Structured figure records
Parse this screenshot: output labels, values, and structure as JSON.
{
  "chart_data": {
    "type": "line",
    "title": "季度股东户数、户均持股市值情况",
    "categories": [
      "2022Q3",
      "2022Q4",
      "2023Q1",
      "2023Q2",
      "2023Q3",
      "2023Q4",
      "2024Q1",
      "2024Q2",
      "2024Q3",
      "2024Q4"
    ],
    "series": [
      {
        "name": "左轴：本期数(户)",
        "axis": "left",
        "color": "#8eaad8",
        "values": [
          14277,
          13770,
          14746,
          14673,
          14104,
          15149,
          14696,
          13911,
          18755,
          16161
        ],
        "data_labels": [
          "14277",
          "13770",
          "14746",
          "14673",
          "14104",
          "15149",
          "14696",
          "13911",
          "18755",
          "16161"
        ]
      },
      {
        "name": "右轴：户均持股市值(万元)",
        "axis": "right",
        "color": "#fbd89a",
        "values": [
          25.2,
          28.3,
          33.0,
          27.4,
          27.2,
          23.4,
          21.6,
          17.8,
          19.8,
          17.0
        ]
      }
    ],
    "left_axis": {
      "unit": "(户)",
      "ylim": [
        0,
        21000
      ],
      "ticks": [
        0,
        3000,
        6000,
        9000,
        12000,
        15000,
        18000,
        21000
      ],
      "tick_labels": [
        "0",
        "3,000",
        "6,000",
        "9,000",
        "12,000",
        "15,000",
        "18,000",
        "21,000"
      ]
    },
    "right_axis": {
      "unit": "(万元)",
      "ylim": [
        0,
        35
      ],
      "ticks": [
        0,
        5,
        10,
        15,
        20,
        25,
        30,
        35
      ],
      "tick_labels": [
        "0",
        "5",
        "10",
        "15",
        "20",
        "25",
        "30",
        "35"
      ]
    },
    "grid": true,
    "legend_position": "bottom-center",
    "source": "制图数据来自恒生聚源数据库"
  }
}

...

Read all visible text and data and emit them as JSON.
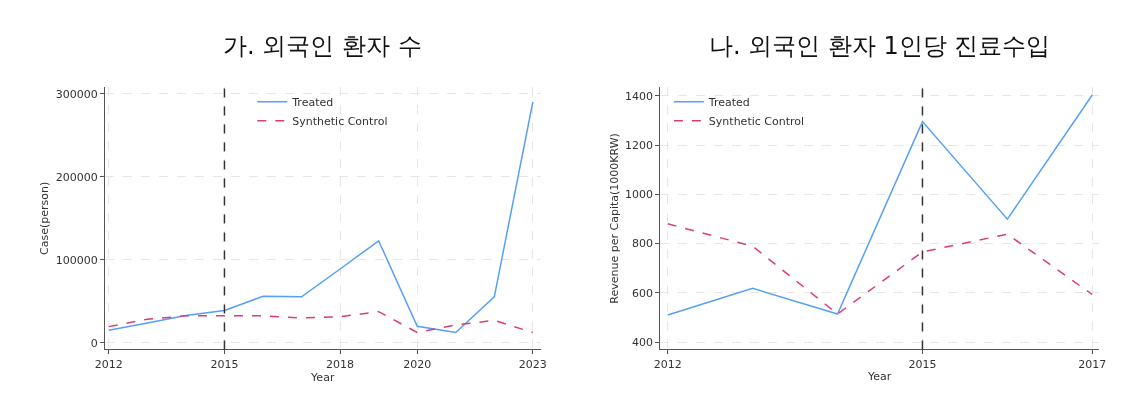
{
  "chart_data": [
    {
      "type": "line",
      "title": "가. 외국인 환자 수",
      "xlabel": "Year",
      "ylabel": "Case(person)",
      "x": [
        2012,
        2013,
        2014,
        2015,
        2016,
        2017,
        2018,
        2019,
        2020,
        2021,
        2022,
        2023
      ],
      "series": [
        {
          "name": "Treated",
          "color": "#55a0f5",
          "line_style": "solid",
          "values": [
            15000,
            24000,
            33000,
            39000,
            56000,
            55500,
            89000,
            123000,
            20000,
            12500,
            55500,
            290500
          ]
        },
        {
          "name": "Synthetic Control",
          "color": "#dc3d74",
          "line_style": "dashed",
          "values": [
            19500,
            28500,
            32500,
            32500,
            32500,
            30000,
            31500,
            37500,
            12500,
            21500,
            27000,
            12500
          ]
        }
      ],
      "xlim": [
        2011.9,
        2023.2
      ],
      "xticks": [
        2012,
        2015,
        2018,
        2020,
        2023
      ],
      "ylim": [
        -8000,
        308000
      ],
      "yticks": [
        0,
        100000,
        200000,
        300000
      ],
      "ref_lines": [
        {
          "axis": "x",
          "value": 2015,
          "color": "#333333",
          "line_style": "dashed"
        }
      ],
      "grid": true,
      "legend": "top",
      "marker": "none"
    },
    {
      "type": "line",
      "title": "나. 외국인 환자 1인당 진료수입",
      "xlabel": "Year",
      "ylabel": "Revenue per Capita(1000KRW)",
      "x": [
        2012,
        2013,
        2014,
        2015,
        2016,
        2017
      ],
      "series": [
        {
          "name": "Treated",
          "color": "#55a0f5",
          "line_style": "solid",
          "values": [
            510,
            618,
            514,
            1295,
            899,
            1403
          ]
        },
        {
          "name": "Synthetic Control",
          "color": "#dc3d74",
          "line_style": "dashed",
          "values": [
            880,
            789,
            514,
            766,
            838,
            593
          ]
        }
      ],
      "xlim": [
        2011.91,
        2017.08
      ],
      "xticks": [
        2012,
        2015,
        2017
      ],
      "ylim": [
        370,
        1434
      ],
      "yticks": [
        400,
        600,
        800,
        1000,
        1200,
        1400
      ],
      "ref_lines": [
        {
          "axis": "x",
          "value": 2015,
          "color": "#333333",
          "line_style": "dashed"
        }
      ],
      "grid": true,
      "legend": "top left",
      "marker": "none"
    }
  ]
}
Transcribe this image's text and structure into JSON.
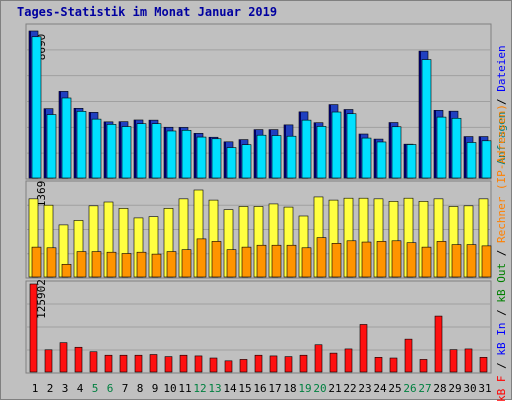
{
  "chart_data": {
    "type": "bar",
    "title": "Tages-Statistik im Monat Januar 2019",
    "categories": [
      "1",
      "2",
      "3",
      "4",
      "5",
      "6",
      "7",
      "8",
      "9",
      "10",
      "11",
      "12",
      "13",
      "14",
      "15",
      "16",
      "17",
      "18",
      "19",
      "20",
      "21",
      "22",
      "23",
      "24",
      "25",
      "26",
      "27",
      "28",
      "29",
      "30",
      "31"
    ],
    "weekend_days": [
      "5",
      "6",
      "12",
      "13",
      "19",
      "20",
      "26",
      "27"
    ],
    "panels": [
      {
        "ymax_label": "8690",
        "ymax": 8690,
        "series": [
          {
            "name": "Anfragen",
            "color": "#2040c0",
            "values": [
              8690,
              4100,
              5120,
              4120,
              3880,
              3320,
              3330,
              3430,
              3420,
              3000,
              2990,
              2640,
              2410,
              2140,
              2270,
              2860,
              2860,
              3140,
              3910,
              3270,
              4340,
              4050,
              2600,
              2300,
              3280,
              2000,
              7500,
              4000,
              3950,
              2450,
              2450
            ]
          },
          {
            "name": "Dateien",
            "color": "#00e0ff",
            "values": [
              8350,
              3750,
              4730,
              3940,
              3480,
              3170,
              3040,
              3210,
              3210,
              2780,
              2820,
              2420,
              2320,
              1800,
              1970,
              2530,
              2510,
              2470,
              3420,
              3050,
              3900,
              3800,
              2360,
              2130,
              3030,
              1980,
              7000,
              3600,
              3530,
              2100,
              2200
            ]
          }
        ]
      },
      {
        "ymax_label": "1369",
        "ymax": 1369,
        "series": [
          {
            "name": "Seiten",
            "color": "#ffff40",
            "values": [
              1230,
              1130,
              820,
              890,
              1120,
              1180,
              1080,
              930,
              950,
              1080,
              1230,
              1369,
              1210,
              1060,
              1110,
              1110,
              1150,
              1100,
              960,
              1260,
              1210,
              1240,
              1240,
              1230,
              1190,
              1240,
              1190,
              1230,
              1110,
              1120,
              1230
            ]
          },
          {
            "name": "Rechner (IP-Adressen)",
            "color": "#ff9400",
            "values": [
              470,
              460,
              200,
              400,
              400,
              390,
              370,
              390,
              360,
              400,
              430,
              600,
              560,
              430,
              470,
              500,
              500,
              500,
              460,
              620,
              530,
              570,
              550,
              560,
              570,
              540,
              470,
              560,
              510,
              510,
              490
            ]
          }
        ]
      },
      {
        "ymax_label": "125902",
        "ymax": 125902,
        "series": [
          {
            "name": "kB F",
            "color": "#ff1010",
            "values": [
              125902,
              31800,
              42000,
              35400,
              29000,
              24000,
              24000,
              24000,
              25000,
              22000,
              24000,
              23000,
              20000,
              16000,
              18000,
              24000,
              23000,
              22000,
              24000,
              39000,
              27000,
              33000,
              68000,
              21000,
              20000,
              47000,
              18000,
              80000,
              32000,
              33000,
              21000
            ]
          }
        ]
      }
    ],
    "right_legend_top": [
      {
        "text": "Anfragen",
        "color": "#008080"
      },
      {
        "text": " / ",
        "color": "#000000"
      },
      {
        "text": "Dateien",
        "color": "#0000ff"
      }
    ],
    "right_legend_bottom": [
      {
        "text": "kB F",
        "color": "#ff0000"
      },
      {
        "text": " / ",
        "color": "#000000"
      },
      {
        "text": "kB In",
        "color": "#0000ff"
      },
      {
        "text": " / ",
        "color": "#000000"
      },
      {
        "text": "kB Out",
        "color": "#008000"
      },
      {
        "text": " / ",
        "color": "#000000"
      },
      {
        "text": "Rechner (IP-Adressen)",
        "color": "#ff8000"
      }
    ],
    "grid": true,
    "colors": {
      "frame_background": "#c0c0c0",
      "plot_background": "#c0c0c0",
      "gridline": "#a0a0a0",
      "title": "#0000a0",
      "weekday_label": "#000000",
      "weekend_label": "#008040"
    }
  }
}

* DIRECTION:
Find the lines that include the string "title", then copy each of them.

* TASK ANSWER:
    "title": "季度股东户数、户均持股市值情况",
      "title": "가. 외국인 환자 수",
      "title": "나. 외국인 환자 1인당 진료수입",
    "title": "Tages-Statistik im Monat Januar 2019",
      "title": "#0000a0",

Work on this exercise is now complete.